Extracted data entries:
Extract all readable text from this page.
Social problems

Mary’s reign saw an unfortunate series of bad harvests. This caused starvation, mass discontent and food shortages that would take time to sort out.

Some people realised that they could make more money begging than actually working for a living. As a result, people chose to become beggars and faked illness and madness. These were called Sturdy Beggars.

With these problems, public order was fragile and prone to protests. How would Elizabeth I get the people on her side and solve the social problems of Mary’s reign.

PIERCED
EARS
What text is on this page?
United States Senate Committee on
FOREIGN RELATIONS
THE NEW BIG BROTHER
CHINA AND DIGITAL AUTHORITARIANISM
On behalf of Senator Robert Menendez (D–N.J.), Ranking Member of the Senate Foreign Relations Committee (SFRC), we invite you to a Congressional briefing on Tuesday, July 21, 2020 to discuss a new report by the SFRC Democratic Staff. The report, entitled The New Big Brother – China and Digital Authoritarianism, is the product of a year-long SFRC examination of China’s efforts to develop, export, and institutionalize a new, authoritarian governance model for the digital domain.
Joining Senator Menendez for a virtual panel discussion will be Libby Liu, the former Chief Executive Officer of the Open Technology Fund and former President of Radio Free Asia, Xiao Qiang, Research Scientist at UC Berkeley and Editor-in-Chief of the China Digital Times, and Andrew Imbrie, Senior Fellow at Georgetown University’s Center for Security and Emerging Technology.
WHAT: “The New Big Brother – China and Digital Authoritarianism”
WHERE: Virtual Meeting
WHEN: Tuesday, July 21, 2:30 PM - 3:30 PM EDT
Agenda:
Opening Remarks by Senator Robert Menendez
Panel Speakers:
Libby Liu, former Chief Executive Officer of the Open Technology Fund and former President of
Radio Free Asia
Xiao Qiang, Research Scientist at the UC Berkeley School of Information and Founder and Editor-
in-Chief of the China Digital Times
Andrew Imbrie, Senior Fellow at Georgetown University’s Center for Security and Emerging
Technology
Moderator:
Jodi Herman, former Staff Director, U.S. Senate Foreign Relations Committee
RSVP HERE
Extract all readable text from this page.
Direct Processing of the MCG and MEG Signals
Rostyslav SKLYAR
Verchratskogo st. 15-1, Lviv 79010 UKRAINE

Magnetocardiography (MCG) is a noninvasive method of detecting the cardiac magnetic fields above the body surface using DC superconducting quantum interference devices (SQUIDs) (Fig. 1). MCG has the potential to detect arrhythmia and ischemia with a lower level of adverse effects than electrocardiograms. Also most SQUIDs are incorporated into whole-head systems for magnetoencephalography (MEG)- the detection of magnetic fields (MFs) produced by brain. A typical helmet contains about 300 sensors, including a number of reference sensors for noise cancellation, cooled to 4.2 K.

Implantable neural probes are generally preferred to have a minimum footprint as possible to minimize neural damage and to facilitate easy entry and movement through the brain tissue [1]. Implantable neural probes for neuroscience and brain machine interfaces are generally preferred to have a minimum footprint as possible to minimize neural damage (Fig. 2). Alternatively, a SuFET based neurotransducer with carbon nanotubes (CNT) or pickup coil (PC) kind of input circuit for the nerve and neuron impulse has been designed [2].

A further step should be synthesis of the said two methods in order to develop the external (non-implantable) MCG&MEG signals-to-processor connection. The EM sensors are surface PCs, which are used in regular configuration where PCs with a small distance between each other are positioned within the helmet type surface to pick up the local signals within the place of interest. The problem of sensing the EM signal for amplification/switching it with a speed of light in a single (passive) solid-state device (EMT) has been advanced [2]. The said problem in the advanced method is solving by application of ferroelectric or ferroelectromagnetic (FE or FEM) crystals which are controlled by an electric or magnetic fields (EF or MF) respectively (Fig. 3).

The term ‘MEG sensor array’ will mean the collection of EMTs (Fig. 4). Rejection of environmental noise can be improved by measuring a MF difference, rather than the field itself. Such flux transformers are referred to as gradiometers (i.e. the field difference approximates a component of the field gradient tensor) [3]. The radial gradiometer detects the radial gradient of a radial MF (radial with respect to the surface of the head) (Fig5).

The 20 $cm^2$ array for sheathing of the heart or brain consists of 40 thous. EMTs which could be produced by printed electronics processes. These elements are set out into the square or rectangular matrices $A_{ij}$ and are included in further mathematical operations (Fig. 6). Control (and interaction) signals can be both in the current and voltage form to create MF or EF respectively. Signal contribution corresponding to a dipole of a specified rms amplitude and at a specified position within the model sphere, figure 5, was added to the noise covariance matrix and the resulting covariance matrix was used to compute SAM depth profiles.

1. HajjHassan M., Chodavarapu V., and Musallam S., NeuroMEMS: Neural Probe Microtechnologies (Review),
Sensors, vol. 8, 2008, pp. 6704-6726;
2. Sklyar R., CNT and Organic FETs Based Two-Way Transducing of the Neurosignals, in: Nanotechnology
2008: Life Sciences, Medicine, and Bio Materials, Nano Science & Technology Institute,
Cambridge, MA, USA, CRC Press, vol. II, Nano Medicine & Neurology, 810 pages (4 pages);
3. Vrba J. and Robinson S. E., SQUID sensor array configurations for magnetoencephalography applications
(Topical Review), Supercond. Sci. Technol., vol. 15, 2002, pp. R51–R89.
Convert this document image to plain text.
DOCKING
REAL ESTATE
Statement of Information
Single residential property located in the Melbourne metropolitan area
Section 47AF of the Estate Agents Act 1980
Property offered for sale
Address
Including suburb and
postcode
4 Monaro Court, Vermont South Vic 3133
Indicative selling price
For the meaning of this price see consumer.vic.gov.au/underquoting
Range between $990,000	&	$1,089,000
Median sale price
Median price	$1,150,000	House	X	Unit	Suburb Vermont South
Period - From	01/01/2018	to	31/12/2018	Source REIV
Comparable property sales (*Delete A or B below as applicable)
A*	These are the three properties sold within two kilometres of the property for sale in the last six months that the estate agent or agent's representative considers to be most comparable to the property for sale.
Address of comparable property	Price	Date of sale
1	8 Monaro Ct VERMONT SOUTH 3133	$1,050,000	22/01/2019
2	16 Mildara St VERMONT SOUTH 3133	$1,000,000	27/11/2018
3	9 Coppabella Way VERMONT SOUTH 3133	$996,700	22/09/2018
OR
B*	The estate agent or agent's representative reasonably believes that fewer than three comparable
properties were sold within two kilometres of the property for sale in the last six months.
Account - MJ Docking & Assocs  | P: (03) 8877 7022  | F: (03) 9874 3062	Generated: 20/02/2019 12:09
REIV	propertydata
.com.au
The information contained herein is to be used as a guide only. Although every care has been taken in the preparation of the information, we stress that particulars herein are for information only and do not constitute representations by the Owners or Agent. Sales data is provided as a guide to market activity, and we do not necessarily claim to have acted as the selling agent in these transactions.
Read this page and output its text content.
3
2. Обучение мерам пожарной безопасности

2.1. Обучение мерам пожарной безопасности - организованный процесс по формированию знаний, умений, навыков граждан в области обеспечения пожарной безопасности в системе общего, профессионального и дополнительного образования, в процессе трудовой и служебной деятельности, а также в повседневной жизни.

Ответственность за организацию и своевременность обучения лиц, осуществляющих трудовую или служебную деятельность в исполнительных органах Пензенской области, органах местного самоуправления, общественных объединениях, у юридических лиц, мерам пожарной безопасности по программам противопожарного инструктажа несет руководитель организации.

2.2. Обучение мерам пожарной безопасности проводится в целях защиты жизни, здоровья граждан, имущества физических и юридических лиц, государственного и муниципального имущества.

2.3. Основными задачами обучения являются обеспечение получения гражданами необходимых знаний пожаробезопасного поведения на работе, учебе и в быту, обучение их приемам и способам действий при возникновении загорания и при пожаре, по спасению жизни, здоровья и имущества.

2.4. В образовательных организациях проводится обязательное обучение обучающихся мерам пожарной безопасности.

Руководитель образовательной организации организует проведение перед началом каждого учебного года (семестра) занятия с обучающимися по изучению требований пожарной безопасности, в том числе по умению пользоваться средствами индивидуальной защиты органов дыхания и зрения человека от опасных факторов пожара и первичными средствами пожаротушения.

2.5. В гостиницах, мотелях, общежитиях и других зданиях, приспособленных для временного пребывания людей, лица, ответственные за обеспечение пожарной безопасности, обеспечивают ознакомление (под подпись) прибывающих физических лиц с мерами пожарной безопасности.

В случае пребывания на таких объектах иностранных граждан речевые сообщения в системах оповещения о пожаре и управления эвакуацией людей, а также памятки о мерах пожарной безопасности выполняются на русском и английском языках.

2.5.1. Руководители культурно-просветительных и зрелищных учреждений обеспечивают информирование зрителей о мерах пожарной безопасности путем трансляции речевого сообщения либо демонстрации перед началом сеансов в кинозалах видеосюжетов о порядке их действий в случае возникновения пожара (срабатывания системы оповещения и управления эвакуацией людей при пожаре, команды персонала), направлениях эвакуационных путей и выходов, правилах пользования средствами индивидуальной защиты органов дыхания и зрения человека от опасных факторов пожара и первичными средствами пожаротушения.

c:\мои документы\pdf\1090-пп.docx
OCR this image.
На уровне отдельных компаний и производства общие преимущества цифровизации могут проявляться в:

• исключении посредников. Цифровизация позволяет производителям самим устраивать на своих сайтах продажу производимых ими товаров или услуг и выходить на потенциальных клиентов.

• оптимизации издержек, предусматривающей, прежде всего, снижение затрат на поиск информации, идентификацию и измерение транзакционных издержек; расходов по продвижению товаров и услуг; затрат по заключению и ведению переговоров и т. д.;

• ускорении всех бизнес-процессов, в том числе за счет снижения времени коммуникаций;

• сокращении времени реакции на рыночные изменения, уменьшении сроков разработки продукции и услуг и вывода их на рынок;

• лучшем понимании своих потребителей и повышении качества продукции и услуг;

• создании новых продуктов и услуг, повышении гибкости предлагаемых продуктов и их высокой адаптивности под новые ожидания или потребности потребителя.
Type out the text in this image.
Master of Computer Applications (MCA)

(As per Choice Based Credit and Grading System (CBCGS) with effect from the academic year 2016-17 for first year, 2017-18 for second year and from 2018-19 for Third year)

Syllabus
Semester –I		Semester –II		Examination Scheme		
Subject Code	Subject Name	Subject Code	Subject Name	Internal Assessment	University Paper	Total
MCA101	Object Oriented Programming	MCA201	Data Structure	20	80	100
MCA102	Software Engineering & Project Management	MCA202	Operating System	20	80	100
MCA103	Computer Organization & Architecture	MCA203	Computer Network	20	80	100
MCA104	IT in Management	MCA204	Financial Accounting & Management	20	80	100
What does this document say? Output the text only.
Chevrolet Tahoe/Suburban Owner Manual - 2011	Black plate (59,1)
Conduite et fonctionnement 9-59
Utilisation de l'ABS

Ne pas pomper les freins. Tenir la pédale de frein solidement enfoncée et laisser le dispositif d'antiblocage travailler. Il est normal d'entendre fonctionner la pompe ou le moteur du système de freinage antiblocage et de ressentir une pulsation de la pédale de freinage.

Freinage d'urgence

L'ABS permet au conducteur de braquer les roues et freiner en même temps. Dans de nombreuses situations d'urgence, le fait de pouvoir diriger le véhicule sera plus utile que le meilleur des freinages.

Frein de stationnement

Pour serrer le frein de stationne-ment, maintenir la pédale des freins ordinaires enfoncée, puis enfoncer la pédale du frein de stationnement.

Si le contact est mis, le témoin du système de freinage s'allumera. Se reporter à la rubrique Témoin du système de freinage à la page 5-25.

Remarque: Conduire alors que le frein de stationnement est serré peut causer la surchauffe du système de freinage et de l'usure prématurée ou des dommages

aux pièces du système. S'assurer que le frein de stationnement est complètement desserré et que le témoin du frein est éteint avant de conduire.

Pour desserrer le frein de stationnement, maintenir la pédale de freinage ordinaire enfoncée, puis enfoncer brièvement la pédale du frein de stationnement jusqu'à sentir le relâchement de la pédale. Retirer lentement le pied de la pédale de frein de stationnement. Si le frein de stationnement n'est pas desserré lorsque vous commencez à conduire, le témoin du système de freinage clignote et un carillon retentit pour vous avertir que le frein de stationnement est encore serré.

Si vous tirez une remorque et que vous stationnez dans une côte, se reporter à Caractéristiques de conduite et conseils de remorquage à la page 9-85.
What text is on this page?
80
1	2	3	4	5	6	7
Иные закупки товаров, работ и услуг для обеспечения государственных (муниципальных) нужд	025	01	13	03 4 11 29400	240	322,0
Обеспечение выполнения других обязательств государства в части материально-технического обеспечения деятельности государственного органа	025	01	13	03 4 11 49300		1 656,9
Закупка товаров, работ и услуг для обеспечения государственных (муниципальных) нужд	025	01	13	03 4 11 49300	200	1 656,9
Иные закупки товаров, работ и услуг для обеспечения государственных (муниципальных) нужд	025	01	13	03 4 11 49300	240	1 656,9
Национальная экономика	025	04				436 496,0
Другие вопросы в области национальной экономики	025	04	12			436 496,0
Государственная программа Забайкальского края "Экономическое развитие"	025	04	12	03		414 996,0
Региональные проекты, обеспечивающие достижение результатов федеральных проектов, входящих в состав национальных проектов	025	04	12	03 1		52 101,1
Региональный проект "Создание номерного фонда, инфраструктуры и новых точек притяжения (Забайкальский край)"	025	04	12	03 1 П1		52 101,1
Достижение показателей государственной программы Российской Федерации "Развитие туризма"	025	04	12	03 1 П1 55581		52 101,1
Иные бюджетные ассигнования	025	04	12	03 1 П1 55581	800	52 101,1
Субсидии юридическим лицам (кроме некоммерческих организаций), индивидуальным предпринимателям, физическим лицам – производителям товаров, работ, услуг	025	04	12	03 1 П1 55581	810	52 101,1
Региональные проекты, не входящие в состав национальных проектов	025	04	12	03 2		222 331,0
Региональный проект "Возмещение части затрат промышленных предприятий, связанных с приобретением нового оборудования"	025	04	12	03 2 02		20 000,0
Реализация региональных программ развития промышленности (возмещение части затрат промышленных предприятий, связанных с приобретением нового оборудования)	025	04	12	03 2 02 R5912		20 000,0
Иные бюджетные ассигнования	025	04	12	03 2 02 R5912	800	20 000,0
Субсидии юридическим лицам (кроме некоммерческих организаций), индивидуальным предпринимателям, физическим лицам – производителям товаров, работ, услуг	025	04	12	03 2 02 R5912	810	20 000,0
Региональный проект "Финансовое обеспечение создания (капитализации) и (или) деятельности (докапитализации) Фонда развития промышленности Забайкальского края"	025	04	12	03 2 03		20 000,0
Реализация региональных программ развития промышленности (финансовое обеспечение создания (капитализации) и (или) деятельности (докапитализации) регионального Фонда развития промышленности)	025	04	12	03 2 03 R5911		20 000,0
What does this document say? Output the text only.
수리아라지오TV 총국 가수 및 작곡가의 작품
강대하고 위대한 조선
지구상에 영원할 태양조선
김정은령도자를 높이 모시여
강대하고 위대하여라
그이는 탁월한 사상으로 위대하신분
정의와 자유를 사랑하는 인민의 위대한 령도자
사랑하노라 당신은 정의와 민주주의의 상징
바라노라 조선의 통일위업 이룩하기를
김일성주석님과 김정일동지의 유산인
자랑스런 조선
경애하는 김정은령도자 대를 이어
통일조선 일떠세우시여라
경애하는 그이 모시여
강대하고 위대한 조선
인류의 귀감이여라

Given exercise
Look through the material above. Copy each line where the word "лицам" appears.

Written solution
Субсидии юридическим лицам (кроме некоммерческих организаций), индивидуальным предпринимателям, физическим лицам – производителям товаров, работ, услуг	025	04	12	03 1 П1 55581	810	52 101,1
Субсидии юридическим лицам (кроме некоммерческих организаций), индивидуальным предпринимателям, физическим лицам – производителям товаров, работ, услуг	025	04	12	03 2 02 R5912	810	20 000,0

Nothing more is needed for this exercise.